==== The input

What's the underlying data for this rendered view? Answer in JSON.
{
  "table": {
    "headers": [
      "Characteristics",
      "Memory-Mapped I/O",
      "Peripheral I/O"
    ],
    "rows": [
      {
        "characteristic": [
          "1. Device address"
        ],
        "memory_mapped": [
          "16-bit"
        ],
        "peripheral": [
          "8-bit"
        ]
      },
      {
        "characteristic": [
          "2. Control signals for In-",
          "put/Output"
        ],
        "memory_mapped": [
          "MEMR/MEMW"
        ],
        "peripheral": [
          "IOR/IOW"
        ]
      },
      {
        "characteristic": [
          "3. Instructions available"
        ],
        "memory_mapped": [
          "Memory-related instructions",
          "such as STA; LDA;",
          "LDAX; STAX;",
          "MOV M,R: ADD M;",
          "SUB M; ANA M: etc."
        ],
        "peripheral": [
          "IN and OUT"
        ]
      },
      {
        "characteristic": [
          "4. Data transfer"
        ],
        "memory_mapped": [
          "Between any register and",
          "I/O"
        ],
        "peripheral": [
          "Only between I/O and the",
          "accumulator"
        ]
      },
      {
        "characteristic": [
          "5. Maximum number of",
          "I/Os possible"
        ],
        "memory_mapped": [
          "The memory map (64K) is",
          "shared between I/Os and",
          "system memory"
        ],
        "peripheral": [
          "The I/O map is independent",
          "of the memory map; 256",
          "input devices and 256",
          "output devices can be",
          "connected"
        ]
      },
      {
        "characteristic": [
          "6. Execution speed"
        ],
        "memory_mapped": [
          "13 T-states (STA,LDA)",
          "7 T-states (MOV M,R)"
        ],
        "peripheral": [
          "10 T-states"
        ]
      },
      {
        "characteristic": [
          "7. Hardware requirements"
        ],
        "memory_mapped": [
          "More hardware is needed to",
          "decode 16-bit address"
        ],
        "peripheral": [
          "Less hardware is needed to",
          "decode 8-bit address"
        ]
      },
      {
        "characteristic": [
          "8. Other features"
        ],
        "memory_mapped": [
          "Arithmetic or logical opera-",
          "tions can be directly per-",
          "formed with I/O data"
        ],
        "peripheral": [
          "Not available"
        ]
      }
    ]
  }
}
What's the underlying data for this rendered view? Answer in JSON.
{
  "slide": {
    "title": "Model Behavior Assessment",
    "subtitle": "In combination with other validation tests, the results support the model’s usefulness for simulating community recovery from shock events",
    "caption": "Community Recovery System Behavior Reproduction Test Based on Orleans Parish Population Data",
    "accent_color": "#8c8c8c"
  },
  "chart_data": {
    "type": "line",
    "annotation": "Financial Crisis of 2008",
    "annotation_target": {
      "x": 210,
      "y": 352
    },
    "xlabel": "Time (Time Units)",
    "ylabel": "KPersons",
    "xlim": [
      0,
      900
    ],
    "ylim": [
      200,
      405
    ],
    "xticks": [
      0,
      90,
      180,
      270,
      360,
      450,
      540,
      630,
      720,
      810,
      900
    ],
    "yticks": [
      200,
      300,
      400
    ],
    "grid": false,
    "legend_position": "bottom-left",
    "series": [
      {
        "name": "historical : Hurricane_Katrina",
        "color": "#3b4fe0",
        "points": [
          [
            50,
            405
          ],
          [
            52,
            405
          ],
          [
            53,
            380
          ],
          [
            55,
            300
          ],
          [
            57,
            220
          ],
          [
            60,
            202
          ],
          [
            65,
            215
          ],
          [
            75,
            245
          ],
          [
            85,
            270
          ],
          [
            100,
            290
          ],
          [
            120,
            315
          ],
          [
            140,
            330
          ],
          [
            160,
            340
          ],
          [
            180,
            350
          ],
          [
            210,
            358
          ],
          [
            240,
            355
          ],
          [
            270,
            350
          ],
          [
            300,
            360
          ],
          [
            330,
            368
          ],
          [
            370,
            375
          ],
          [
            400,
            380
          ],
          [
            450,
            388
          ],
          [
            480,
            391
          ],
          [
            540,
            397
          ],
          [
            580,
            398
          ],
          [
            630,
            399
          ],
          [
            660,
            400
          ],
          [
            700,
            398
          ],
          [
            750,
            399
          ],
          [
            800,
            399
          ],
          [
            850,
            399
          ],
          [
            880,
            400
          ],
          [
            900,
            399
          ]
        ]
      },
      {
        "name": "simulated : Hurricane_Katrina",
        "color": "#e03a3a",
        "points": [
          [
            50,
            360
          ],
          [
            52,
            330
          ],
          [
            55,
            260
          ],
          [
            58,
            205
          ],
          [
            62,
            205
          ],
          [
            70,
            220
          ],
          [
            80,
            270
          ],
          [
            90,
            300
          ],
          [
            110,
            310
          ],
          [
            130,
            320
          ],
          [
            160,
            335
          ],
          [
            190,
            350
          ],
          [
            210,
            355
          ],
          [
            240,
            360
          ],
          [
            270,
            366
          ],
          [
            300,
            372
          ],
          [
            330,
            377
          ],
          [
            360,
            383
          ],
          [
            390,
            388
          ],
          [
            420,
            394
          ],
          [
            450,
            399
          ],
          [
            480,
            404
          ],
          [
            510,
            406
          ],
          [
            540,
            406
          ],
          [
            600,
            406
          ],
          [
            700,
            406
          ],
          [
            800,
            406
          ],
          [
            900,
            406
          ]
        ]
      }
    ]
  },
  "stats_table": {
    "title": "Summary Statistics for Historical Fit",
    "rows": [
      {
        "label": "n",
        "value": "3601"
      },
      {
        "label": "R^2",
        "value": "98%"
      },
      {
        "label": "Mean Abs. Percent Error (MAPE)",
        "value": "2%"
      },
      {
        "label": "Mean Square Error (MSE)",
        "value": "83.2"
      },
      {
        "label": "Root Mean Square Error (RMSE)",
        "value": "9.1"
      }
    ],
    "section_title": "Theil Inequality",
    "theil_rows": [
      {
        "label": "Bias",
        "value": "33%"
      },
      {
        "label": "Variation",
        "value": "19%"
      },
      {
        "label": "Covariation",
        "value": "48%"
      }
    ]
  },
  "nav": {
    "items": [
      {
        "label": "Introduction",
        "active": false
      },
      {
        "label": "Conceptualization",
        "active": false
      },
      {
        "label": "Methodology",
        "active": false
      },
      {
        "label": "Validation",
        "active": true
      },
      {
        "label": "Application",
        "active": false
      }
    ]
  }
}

========

What to work on
Your task is to output all of the data above word for word.

Answer
What's the underlying data for this rendered view? Answer in JSON.
{
  "table": {
    "headers": [
      "Characteristics",
      "Memory-Mapped I/O",
      "Peripheral I/O"
    ],
    "rows": [
      {
        "characteristic": [
          "1. Device address"
        ],
        "memory_mapped": [
          "16-bit"
        ],
        "peripheral": [
          "8-bit"
        ]
      },
      {
        "characteristic": [
          "2. Control signals for In-",
          "put/Output"
        ],
        "memory_mapped": [
          "MEMR/MEMW"
        ],
        "peripheral": [
          "IOR/IOW"
        ]
      },
      {
        "characteristic": [
          "3. Instructions available"
        ],
        "memory_mapped": [
          "Memory-related instructions",
          "such as STA; LDA;",
          "LDAX; STAX;",
          "MOV M,R: ADD M;",
          "SUB M; ANA M: etc."
        ],
        "peripheral": [
          "IN and OUT"
        ]
      },
      {
        "characteristic": [
          "4. Data transfer"
        ],
        "memory_mapped": [
          "Between any register and",
          "I/O"
        ],
        "peripheral": [
          "Only between I/O and the",
          "accumulator"
        ]
      },
      {
        "characteristic": [
          "5. Maximum number of",
          "I/Os possible"
        ],
        "memory_mapped": [
          "The memory map (64K) is",
          "shared between I/Os and",
          "system memory"
        ],
        "peripheral": [
          "The I/O map is independent",
          "of the memory map; 256",
          "input devices and 256",
          "output devices can be",
          "connected"
        ]
      },
      {
        "characteristic": [
          "6. Execution speed"
        ],
        "memory_mapped": [
          "13 T-states (STA,LDA)",
          "7 T-states (MOV M,R)"
        ],
        "peripheral": [
          "10 T-states"
        ]
      },
      {
        "characteristic": [
          "7. Hardware requirements"
        ],
        "memory_mapped": [
          "More hardware is needed to",
          "decode 16-bit address"
        ],
        "peripheral": [
          "Less hardware is needed to",
          "decode 8-bit address"
        ]
      },
      {
        "characteristic": [
          "8. Other features"
        ],
        "memory_mapped": [
          "Arithmetic or logical opera-",
          "tions can be directly per-",
          "formed with I/O data"
        ],
        "peripheral": [
          "Not available"
        ]
      }
    ]
  }
}
What's the underlying data for this rendered view? Answer in JSON.
{
  "slide": {
    "title": "Model Behavior Assessment",
    "subtitle": "In combination with other validation tests, the results support the model’s usefulness for simulating community recovery from shock events",
    "caption": "Community Recovery System Behavior Reproduction Test Based on Orleans Parish Population Data",
    "accent_color": "#8c8c8c"
  },
  "chart_data": {
    "type": "line",
    "annotation": "Financial Crisis of 2008",
    "annotation_target": {
      "x": 210,
      "y": 352
    },
    "xlabel": "Time (Time Units)",
    "ylabel": "KPersons",
    "xlim": [
      0,
      900
    ],
    "ylim": [
      200,
      405
    ],
    "xticks": [
      0,
      90,
      180,
      270,
      360,
      450,
      540,
      630,
      720,
      810,
      900
    ],
    "yticks": [
      200,
      300,
      400
    ],
    "grid": false,
    "legend_position": "bottom-left",
    "series": [
      {
        "name": "historical : Hurricane_Katrina",
        "color": "#3b4fe0",
        "points": [
          [
            50,
            405
          ],
          [
            52,
            405
          ],
          [
            53,
            380
          ],
          [
            55,
            300
          ],
          [
            57,
            220
          ],
          [
            60,
            202
          ],
          [
            65,
            215
          ],
          [
            75,
            245
          ],
          [
            85,
            270
          ],
          [
            100,
            290
          ],
          [
            120,
            315
          ],
          [
            140,
            330
          ],
          [
            160,
            340
          ],
          [
            180,
            350
          ],
          [
            210,
            358
          ],
          [
            240,
            355
          ],
          [
            270,
            350
          ],
          [
            300,
            360
          ],
          [
            330,
            368
          ],
          [
            370,
            375
          ],
          [
            400,
            380
          ],
          [
            450,
            388
          ],
          [
            480,
            391
          ],
          [
            540,
            397
          ],
          [
            580,
            398
          ],
          [
            630,
            399
          ],
          [
            660,
            400
          ],
          [
            700,
            398
          ],
          [
            750,
            399
          ],
          [
            800,
            399
          ],
          [
            850,
            399
          ],
          [
            880,
            400
          ],
          [
            900,
            399
          ]
        ]
      },
      {
        "name": "simulated : Hurricane_Katrina",
        "color": "#e03a3a",
        "points": [
          [
            50,
            360
          ],
          [
            52,
            330
          ],
          [
            55,
            260
          ],
          [
            58,
            205
          ],
          [
            62,
            205
          ],
          [
            70,
            220
          ],
          [
            80,
            270
          ],
          [
            90,
            300
          ],
          [
            110,
            310
          ],
          [
            130,
            320
          ],
          [
            160,
            335
          ],
          [
            190,
            350
          ],
          [
            210,
            355
          ],
          [
            240,
            360
          ],
          [
            270,
            366
          ],
          [
            300,
            372
          ],
          [
            330,
            377
          ],
          [
            360,
            383
          ],
          [
            390,
            388
          ],
          [
            420,
            394
          ],
          [
            450,
            399
          ],
          [
            480,
            404
          ],
          [
            510,
            406
          ],
          [
            540,
            406
          ],
          [
            600,
            406
          ],
          [
            700,
            406
          ],
          [
            800,
            406
          ],
          [
            900,
            406
          ]
        ]
      }
    ]
  },
  "stats_table": {
    "title": "Summary Statistics for Historical Fit",
    "rows": [
      {
        "label": "n",
        "value": "3601"
      },
      {
        "label": "R^2",
        "value": "98%"
      },
      {
        "label": "Mean Abs. Percent Error (MAPE)",
        "value": "2%"
      },
      {
        "label": "Mean Square Error (MSE)",
        "value": "83.2"
      },
      {
        "label": "Root Mean Square Error (RMSE)",
        "value": "9.1"
      }
    ],
    "section_title": "Theil Inequality",
    "theil_rows": [
      {
        "label": "Bias",
        "value": "33%"
      },
      {
        "label": "Variation",
        "value": "19%"
      },
      {
        "label": "Covariation",
        "value": "48%"
      }
    ]
  },
  "nav": {
    "items": [
      {
        "label": "Introduction",
        "active": false
      },
      {
        "label": "Conceptualization",
        "active": false
      },
      {
        "label": "Methodology",
        "active": false
      },
      {
        "label": "Validation",
        "active": true
      },
      {
        "label": "Application",
        "active": false
      }
    ]
  }
}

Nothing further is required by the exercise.